Problem: Repeat the material verbatim. Images are excluded from the copy.

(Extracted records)
----

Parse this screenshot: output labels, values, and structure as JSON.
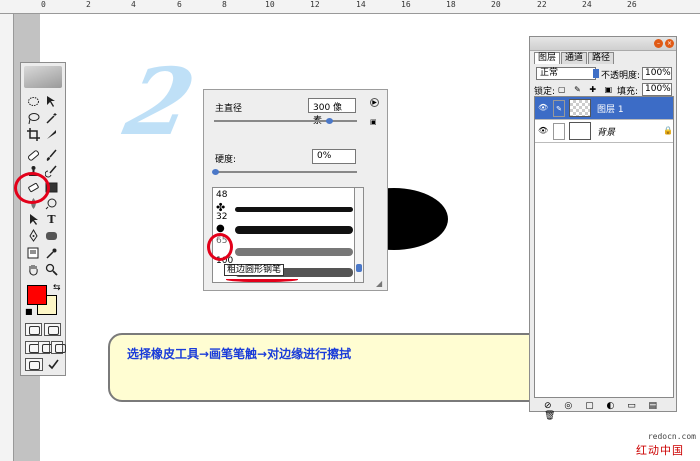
{
  "ruler": {
    "numbers": [
      "0",
      "2",
      "4",
      "6",
      "8",
      "10",
      "12",
      "14",
      "16",
      "18",
      "20",
      "22",
      "24",
      "26"
    ]
  },
  "canvas": {
    "decoration_text": "2"
  },
  "tools": {
    "items": [
      "marquee",
      "move",
      "lasso",
      "magic-wand",
      "crop",
      "slice",
      "healing-brush",
      "brush",
      "clone-stamp",
      "history-brush",
      "eraser",
      "gradient",
      "blur",
      "dodge",
      "path-select",
      "type",
      "pen",
      "shape",
      "notes",
      "eyedropper",
      "hand",
      "zoom"
    ],
    "type_glyph": "T",
    "foreground_color": "#ff0000",
    "background_color": "#fdf6c6"
  },
  "brush_panel": {
    "diameter_label": "主直径",
    "diameter_value": "300 像素",
    "hardness_label": "硬度:",
    "hardness_value": "0%",
    "brush_sizes": [
      "48",
      "32",
      "65",
      "100"
    ],
    "tooltip": "粗边圆形钢笔"
  },
  "caption": {
    "text": "选择橡皮工具→画笔笔触→对边缘进行擦拭"
  },
  "layers_panel": {
    "tabs": [
      "图层",
      "通道",
      "路径"
    ],
    "blend_mode": "正常",
    "opacity_label": "不透明度:",
    "opacity_value": "100%",
    "lock_label": "锁定:",
    "fill_label": "填充:",
    "fill_value": "100%",
    "layers": [
      {
        "name": "图层 1",
        "selected": true
      },
      {
        "name": "背景",
        "selected": false,
        "locked": true
      }
    ]
  },
  "watermark": {
    "url": "redocn.com",
    "site_name": "红动中国"
  },
  "colors": {
    "accent": "#3c6cc6",
    "caption_text": "#1a3cd9",
    "annotation_red": "#e3001a"
  }
}
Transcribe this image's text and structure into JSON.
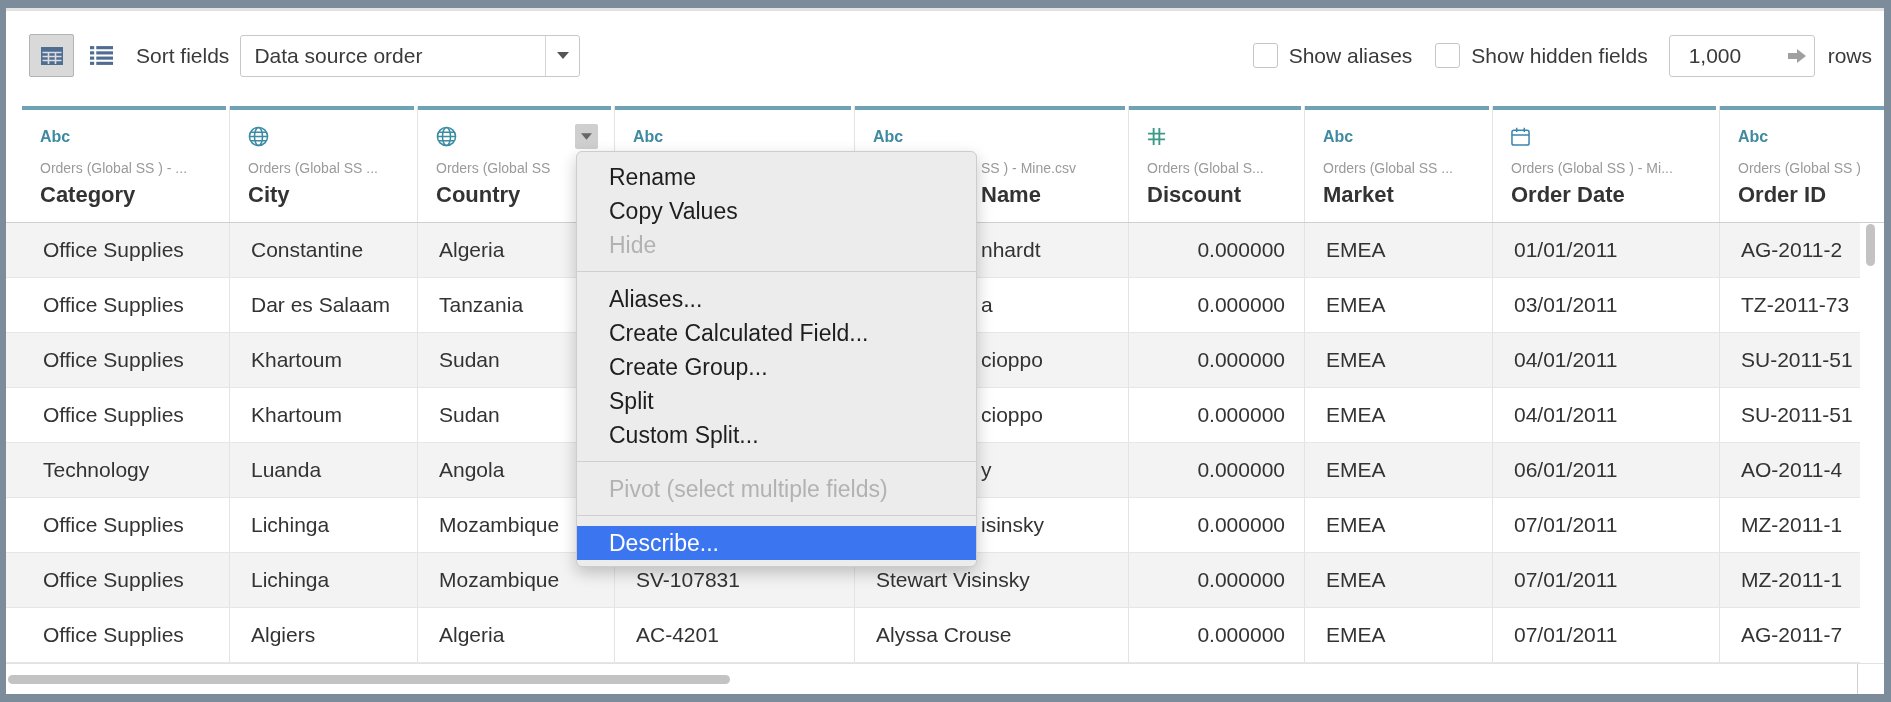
{
  "toolbar": {
    "views": [
      {
        "kind": "grid",
        "selected": true
      },
      {
        "kind": "list",
        "selected": false
      }
    ],
    "sort_label": "Sort fields",
    "sort_dropdown": {
      "value": "Data source order"
    },
    "checkboxes": [
      {
        "label": "Show aliases",
        "checked": false
      },
      {
        "label": "Show hidden fields",
        "checked": false
      }
    ],
    "row_limit": {
      "value": "1,000"
    },
    "row_limit_unit": "rows"
  },
  "table": {
    "columns": [
      {
        "kind": "string",
        "type_label": "Abc",
        "source": "Orders (Global SS ) - ...",
        "name": "Category",
        "menu_open": false
      },
      {
        "kind": "geo",
        "source": "Orders (Global SS ...",
        "name": "City",
        "menu_open": false
      },
      {
        "kind": "geo",
        "source": "Orders (Global SS",
        "name": "Country",
        "menu_open": true
      },
      {
        "kind": "string",
        "type_label": "Abc",
        "menu_open": false
      },
      {
        "kind": "string",
        "type_label": "Abc",
        "source": "SS ) - Mine.csv",
        "name": "Name",
        "menu_open": false
      },
      {
        "kind": "number",
        "source": "Orders (Global S...",
        "name": "Discount",
        "menu_open": false
      },
      {
        "kind": "string",
        "type_label": "Abc",
        "source": "Orders (Global SS ...",
        "name": "Market",
        "menu_open": false
      },
      {
        "kind": "date",
        "source": "Orders (Global SS ) - Mi...",
        "name": "Order Date",
        "menu_open": false
      },
      {
        "kind": "string",
        "type_label": "Abc",
        "source": "Orders (Global SS )",
        "name": "Order ID",
        "menu_open": false
      }
    ],
    "rows": [
      {
        "cells": [
          "Office Supplies",
          "Constantine",
          "Algeria",
          null,
          "nhardt",
          "0.000000",
          "EMEA",
          "01/01/2011",
          "AG-2011-2"
        ]
      },
      {
        "cells": [
          "Office Supplies",
          "Dar es Salaam",
          "Tanzania",
          null,
          "a",
          "0.000000",
          "EMEA",
          "03/01/2011",
          "TZ-2011-73"
        ]
      },
      {
        "cells": [
          "Office Supplies",
          "Khartoum",
          "Sudan",
          null,
          "cioppo",
          "0.000000",
          "EMEA",
          "04/01/2011",
          "SU-2011-51"
        ]
      },
      {
        "cells": [
          "Office Supplies",
          "Khartoum",
          "Sudan",
          null,
          "cioppo",
          "0.000000",
          "EMEA",
          "04/01/2011",
          "SU-2011-51"
        ]
      },
      {
        "cells": [
          "Technology",
          "Luanda",
          "Angola",
          null,
          "y",
          "0.000000",
          "EMEA",
          "06/01/2011",
          "AO-2011-4"
        ]
      },
      {
        "cells": [
          "Office Supplies",
          "Lichinga",
          "Mozambique",
          null,
          "isinsky",
          "0.000000",
          "EMEA",
          "07/01/2011",
          "MZ-2011-1"
        ]
      },
      {
        "cells": [
          "Office Supplies",
          "Lichinga",
          "Mozambique",
          "SV-107831",
          "Stewart Visinsky",
          "0.000000",
          "EMEA",
          "07/01/2011",
          "MZ-2011-1"
        ]
      },
      {
        "cells": [
          "Office Supplies",
          "Algiers",
          "Algeria",
          "AC-4201",
          "Alyssa Crouse",
          "0.000000",
          "EMEA",
          "07/01/2011",
          "AG-2011-7"
        ]
      }
    ]
  },
  "context_menu": {
    "groups": [
      {
        "items": [
          {
            "label": "Rename",
            "disabled": false,
            "selected": false
          },
          {
            "label": "Copy Values",
            "disabled": false,
            "selected": false
          },
          {
            "label": "Hide",
            "disabled": true,
            "selected": false
          }
        ]
      },
      {
        "items": [
          {
            "label": "Aliases...",
            "disabled": false,
            "selected": false
          },
          {
            "label": "Create Calculated Field...",
            "disabled": false,
            "selected": false
          },
          {
            "label": "Create Group...",
            "disabled": false,
            "selected": false
          },
          {
            "label": "Split",
            "disabled": false,
            "selected": false
          },
          {
            "label": "Custom Split...",
            "disabled": false,
            "selected": false
          }
        ]
      },
      {
        "items": [
          {
            "label": "Pivot (select multiple fields)",
            "disabled": true,
            "selected": false
          }
        ]
      },
      {
        "items": [
          {
            "label": "Describe...",
            "disabled": false,
            "selected": true
          }
        ]
      }
    ]
  }
}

----

The answer:
Parse this screenshot: output labels, values, and structure as JSON.
{
  "ruler": {
    "numbers": [
      "0",
      "2",
      "4",
      "6",
      "8",
      "10",
      "12",
      "14",
      "16",
      "18",
      "20",
      "22",
      "24",
      "26"
    ]
  },
  "canvas": {
    "decoration_text": "2"
  },
  "tools": {
    "items": [
      "marquee",
      "move",
      "lasso",
      "magic-wand",
      "crop",
      "slice",
      "healing-brush",
      "brush",
      "clone-stamp",
      "history-brush",
      "eraser",
      "gradient",
      "blur",
      "dodge",
      "path-select",
      "type",
      "pen",
      "shape",
      "notes",
      "eyedropper",
      "hand",
      "zoom"
    ],
    "type_glyph": "T",
    "foreground_color": "#ff0000",
    "background_color": "#fdf6c6"
  },
  "brush_panel": {
    "diameter_label": "主直径",
    "diameter_value": "300 像素",
    "hardness_label": "硬度:",
    "hardness_value": "0%",
    "brush_sizes": [
      "48",
      "32",
      "65",
      "100"
    ],
    "tooltip": "粗边圆形钢笔"
  },
  "caption": {
    "text": "选择橡皮工具→画笔笔触→对边缘进行擦拭"
  },
  "layers_panel": {
    "tabs": [
      "图层",
      "通道",
      "路径"
    ],
    "blend_mode": "正常",
    "opacity_label": "不透明度:",
    "opacity_value": "100%",
    "lock_label": "锁定:",
    "fill_label": "填充:",
    "fill_value": "100%",
    "layers": [
      {
        "name": "图层 1",
        "selected": true
      },
      {
        "name": "背景",
        "selected": false,
        "locked": true
      }
    ]
  },
  "watermark": {
    "url": "redocn.com",
    "site_name": "红动中国"
  },
  "colors": {
    "accent": "#3c6cc6",
    "caption_text": "#1a3cd9",
    "annotation_red": "#e3001a"
  }
}
Transcribe this image's text and structure into JSON.
{
  "toolbar": {
    "views": [
      {
        "kind": "grid",
        "selected": true
      },
      {
        "kind": "list",
        "selected": false
      }
    ],
    "sort_label": "Sort fields",
    "sort_dropdown": {
      "value": "Data source order"
    },
    "checkboxes": [
      {
        "label": "Show aliases",
        "checked": false
      },
      {
        "label": "Show hidden fields",
        "checked": false
      }
    ],
    "row_limit": {
      "value": "1,000"
    },
    "row_limit_unit": "rows"
  },
  "table": {
    "columns": [
      {
        "kind": "string",
        "type_label": "Abc",
        "source": "Orders (Global SS ) - ...",
        "name": "Category",
        "menu_open": false
      },
      {
        "kind": "geo",
        "source": "Orders (Global SS ...",
        "name": "City",
        "menu_open": false
      },
      {
        "kind": "geo",
        "source": "Orders (Global SS",
        "name": "Country",
        "menu_open": true
      },
      {
        "kind": "string",
        "type_label": "Abc",
        "menu_open": false
      },
      {
        "kind": "string",
        "type_label": "Abc",
        "source": "SS ) - Mine.csv",
        "name": "Name",
        "menu_open": false
      },
      {
        "kind": "number",
        "source": "Orders (Global S...",
        "name": "Discount",
        "menu_open": false
      },
      {
        "kind": "string",
        "type_label": "Abc",
        "source": "Orders (Global SS ...",
        "name": "Market",
        "menu_open": false
      },
      {
        "kind": "date",
        "source": "Orders (Global SS ) - Mi...",
        "name": "Order Date",
        "menu_open": false
      },
      {
        "kind": "string",
        "type_label": "Abc",
        "source": "Orders (Global SS )",
        "name": "Order ID",
        "menu_open": false
      }
    ],
    "rows": [
      {
        "cells": [
          "Office Supplies",
          "Constantine",
          "Algeria",
          null,
          "nhardt",
          "0.000000",
          "EMEA",
          "01/01/2011",
          "AG-2011-2"
        ]
      },
      {
        "cells": [
          "Office Supplies",
          "Dar es Salaam",
          "Tanzania",
          null,
          "a",
          "0.000000",
          "EMEA",
          "03/01/2011",
          "TZ-2011-73"
        ]
      },
      {
        "cells": [
          "Office Supplies",
          "Khartoum",
          "Sudan",
          null,
          "cioppo",
          "0.000000",
          "EMEA",
          "04/01/2011",
          "SU-2011-51"
        ]
      },
      {
        "cells": [
          "Office Supplies",
          "Khartoum",
          "Sudan",
          null,
          "cioppo",
          "0.000000",
          "EMEA",
          "04/01/2011",
          "SU-2011-51"
        ]
      },
      {
        "cells": [
          "Technology",
          "Luanda",
          "Angola",
          null,
          "y",
          "0.000000",
          "EMEA",
          "06/01/2011",
          "AO-2011-4"
        ]
      },
      {
        "cells": [
          "Office Supplies",
          "Lichinga",
          "Mozambique",
          null,
          "isinsky",
          "0.000000",
          "EMEA",
          "07/01/2011",
          "MZ-2011-1"
        ]
      },
      {
        "cells": [
          "Office Supplies",
          "Lichinga",
          "Mozambique",
          "SV-107831",
          "Stewart Visinsky",
          "0.000000",
          "EMEA",
          "07/01/2011",
          "MZ-2011-1"
        ]
      },
      {
        "cells": [
          "Office Supplies",
          "Algiers",
          "Algeria",
          "AC-4201",
          "Alyssa Crouse",
          "0.000000",
          "EMEA",
          "07/01/2011",
          "AG-2011-7"
        ]
      }
    ]
  },
  "context_menu": {
    "groups": [
      {
        "items": [
          {
            "label": "Rename",
            "disabled": false,
            "selected": false
          },
          {
            "label": "Copy Values",
            "disabled": false,
            "selected": false
          },
          {
            "label": "Hide",
            "disabled": true,
            "selected": false
          }
        ]
      },
      {
        "items": [
          {
            "label": "Aliases...",
            "disabled": false,
            "selected": false
          },
          {
            "label": "Create Calculated Field...",
            "disabled": false,
            "selected": false
          },
          {
            "label": "Create Group...",
            "disabled": false,
            "selected": false
          },
          {
            "label": "Split",
            "disabled": false,
            "selected": false
          },
          {
            "label": "Custom Split...",
            "disabled": false,
            "selected": false
          }
        ]
      },
      {
        "items": [
          {
            "label": "Pivot (select multiple fields)",
            "disabled": true,
            "selected": false
          }
        ]
      },
      {
        "items": [
          {
            "label": "Describe...",
            "disabled": false,
            "selected": true
          }
        ]
      }
    ]
  }
}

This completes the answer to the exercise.